▶ [Exercise objective]: Hunt for the word "teaspoons" across the entries below, copying each line that holds it.

▶ [Record extracts]:
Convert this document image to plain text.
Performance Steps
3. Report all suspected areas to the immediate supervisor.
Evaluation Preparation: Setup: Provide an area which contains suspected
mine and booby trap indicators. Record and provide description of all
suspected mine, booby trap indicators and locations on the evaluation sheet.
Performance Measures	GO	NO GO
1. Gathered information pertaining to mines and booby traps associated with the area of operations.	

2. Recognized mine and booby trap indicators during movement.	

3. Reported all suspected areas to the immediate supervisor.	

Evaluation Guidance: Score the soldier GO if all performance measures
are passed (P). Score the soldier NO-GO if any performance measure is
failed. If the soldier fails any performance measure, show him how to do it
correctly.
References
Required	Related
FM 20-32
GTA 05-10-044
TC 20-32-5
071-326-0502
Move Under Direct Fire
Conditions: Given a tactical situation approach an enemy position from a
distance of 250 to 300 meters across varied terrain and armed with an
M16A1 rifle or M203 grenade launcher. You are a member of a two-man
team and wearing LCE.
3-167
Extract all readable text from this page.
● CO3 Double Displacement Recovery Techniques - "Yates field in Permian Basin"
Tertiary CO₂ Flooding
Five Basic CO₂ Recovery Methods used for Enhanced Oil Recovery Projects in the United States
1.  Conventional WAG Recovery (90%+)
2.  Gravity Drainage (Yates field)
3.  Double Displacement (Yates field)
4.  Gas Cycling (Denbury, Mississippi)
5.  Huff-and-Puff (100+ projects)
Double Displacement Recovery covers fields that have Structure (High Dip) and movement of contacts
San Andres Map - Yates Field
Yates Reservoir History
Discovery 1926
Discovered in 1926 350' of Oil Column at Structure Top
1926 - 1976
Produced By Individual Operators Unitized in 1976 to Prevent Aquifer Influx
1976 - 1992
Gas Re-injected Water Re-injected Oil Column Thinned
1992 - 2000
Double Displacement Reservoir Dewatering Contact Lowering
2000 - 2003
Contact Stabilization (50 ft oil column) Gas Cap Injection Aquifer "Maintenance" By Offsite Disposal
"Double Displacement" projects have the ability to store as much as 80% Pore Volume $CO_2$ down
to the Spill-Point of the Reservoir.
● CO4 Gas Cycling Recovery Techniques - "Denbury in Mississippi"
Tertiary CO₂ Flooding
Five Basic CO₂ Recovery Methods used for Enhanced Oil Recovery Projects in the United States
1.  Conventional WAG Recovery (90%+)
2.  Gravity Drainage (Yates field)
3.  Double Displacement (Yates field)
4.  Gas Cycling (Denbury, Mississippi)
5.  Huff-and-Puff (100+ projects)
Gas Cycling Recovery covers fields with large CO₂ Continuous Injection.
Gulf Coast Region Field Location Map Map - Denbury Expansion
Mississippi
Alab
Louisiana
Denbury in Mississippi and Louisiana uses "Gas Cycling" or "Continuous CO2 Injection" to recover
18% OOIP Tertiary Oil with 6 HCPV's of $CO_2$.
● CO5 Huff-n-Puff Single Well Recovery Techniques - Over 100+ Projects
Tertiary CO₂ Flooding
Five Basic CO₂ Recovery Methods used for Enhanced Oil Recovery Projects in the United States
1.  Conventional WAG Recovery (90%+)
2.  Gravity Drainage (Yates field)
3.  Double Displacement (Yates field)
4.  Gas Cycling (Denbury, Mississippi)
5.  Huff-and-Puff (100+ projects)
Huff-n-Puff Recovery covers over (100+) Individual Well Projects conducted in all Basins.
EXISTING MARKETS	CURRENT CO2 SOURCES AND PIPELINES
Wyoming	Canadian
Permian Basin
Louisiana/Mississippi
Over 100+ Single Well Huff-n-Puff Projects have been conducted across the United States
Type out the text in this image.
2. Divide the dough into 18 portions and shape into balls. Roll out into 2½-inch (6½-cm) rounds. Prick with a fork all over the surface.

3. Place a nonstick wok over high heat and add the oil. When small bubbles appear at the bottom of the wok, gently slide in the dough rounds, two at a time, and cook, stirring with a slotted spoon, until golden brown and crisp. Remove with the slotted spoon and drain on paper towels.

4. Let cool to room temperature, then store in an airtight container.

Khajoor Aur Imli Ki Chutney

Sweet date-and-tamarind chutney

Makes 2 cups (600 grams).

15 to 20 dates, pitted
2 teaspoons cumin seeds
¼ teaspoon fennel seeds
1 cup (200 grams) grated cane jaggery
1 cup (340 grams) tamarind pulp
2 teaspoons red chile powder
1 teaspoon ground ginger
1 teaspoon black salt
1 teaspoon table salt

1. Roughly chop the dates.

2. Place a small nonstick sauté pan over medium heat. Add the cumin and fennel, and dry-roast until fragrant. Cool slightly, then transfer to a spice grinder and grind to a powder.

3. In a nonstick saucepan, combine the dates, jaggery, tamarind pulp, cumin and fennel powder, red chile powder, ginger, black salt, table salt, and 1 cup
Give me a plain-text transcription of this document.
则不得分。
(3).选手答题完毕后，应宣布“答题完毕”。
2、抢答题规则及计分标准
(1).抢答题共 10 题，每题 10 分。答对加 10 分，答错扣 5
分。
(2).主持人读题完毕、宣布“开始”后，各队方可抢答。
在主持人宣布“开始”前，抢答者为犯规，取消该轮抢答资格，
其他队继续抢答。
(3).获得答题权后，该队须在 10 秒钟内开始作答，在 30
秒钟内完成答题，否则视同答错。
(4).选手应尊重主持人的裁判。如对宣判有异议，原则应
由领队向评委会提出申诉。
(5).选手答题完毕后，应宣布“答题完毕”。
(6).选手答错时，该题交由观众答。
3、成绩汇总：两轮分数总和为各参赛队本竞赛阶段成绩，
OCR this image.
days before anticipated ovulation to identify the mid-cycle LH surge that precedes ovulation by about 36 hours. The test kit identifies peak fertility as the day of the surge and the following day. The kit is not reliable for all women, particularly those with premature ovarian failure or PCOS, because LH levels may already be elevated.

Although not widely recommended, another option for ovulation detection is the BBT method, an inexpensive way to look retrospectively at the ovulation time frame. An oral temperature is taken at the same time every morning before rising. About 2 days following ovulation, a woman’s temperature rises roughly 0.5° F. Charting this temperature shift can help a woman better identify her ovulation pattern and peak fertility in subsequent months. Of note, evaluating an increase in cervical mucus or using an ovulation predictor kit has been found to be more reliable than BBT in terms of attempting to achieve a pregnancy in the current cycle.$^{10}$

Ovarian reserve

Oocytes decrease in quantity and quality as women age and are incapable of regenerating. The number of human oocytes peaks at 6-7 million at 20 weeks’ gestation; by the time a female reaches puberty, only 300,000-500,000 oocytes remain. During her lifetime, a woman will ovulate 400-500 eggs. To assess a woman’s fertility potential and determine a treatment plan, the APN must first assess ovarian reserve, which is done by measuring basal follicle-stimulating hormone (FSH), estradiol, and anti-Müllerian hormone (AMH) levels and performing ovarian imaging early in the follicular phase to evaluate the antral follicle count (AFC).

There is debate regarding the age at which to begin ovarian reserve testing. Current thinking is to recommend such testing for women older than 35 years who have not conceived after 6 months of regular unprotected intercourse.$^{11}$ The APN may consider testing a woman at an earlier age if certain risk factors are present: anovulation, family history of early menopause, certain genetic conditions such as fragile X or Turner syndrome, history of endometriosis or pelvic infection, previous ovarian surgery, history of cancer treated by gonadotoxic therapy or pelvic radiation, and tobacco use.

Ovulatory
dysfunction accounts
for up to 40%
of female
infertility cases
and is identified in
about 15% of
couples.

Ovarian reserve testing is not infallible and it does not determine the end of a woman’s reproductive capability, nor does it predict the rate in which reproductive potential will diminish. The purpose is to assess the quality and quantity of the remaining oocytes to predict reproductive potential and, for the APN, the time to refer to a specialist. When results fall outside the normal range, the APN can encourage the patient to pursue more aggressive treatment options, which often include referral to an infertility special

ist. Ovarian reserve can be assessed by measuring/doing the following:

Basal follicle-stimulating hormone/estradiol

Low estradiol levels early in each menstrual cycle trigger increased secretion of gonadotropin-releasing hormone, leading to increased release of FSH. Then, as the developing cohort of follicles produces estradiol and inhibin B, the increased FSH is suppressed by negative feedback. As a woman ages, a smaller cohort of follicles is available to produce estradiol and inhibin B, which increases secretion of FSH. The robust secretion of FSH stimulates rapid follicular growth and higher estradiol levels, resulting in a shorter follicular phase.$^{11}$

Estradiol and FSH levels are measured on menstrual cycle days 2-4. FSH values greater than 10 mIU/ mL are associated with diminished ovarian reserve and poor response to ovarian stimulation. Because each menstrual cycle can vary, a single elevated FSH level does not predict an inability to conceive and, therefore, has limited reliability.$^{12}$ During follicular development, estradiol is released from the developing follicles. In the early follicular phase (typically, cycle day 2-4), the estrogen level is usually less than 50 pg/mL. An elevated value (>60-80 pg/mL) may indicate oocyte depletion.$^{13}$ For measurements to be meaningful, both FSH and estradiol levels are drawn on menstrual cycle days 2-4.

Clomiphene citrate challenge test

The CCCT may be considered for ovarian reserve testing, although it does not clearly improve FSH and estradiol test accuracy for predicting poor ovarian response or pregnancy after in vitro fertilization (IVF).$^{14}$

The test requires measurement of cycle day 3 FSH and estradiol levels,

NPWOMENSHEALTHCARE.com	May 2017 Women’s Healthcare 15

▶ [Result]:
2 teaspoons cumin seeds
2 teaspoons red chile powder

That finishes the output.